*YOUR GOAL*:
Track down every line below that holds "ὕπατος" and copy it.

*Dataset items*:
○ ○ ○ ○ ○

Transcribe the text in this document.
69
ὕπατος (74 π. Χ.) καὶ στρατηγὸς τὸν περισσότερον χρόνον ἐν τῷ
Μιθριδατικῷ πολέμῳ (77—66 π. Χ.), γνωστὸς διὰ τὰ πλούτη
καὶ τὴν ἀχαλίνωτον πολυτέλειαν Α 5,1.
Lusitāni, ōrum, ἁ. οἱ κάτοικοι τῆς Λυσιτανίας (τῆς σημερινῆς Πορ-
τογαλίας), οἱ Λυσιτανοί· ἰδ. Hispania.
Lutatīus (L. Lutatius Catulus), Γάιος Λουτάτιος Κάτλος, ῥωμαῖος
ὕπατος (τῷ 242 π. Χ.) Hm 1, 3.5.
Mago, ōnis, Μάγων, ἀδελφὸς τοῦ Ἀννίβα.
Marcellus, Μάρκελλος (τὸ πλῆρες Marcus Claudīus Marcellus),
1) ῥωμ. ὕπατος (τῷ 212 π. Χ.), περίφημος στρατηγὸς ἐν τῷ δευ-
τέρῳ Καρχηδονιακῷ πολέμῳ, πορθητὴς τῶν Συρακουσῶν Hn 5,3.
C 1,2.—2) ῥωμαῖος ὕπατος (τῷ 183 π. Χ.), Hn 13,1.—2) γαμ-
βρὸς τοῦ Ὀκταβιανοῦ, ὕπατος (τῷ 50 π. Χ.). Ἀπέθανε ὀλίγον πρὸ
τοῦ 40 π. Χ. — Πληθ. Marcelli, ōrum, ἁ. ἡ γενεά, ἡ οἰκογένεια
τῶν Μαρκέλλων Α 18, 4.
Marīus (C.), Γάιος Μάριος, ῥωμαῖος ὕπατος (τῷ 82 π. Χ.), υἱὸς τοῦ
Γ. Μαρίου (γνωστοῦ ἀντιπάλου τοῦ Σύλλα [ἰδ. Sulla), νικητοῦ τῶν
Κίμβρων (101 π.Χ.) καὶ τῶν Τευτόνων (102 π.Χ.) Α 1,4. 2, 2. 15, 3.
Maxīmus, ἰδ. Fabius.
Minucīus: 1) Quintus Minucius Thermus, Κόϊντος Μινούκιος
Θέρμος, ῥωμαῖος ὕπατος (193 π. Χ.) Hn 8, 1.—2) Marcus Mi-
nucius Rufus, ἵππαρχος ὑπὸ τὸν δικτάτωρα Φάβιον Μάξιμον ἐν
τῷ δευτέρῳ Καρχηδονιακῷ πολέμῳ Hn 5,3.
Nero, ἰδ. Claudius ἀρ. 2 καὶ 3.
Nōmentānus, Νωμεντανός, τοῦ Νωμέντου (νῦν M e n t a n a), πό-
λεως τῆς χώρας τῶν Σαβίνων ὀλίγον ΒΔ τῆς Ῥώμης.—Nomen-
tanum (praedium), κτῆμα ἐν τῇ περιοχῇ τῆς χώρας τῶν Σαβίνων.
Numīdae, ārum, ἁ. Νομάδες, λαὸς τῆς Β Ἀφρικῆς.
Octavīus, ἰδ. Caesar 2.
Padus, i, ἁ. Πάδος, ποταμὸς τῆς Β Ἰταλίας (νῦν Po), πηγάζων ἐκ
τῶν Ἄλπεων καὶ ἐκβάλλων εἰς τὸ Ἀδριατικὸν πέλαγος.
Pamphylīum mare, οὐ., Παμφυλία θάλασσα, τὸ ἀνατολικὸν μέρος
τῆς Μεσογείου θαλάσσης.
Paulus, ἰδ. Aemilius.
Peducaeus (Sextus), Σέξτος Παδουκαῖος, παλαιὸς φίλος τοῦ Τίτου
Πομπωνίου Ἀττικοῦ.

○ ○ ○ ○ ○

*RESULT*:
ὕπατος (74 π. Χ.) καὶ στρατηγὸς τὸν περισσότερον χρόνον ἐν τῷ
ὕπατος (τῷ 242 π. Χ.) Hm 1, 3.5.
1) ῥωμ. ὕπατος (τῷ 212 π. Χ.), περίφημος στρατηγὸς ἐν τῷ δευ-
C 1,2.—2) ῥωμαῖος ὕπατος (τῷ 183 π. Χ.), Hn 13,1.—2) γαμ-
βρὸς τοῦ Ὀκταβιανοῦ, ὕπατος (τῷ 50 π. Χ.). Ἀπέθανε ὀλίγον πρὸ
Marīus (C.), Γάιος Μάριος, ῥωμαῖος ὕπατος (τῷ 82 π. Χ.), υἱὸς τοῦ
Θέρμος, ῥωμαῖος ὕπατος (193 π. Χ.) Hn 8, 1.—2) Marcus Mi-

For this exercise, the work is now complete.